# RECORDS FOR PROCESSING:

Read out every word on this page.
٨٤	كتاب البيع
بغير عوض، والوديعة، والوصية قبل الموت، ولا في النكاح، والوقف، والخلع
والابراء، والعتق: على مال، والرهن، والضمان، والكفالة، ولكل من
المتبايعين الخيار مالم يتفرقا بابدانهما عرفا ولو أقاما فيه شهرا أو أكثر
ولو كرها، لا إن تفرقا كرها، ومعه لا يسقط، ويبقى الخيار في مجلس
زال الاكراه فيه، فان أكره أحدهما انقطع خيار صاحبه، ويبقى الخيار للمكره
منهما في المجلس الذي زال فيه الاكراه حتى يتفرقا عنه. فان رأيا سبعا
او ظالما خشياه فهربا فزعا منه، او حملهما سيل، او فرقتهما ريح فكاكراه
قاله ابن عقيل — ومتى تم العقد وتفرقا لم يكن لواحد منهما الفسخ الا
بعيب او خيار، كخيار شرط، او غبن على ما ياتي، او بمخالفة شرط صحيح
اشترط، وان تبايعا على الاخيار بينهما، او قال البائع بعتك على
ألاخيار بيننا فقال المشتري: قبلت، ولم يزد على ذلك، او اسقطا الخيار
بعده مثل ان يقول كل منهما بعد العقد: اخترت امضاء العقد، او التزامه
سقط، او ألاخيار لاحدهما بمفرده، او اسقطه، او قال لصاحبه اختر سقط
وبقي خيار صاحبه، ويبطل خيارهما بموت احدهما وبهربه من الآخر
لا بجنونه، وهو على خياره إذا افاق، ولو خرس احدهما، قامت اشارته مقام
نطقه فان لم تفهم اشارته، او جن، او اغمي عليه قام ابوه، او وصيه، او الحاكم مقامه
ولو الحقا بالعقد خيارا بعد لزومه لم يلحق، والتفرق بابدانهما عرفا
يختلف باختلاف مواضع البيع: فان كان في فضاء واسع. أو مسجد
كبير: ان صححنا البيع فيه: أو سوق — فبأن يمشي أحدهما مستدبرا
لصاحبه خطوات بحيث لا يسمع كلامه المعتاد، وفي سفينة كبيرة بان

# REQUIREMENTS:
Filter the listing for the word "لصاحبه" and copy every line that holds it.

# RESPONSE:
سقط، او ألاخيار لاحدهما بمفرده، او اسقطه، او قال لصاحبه اختر سقط
لصاحبه خطوات بحيث لا يسمع كلامه المعتاد، وفي سفينة كبيرة بان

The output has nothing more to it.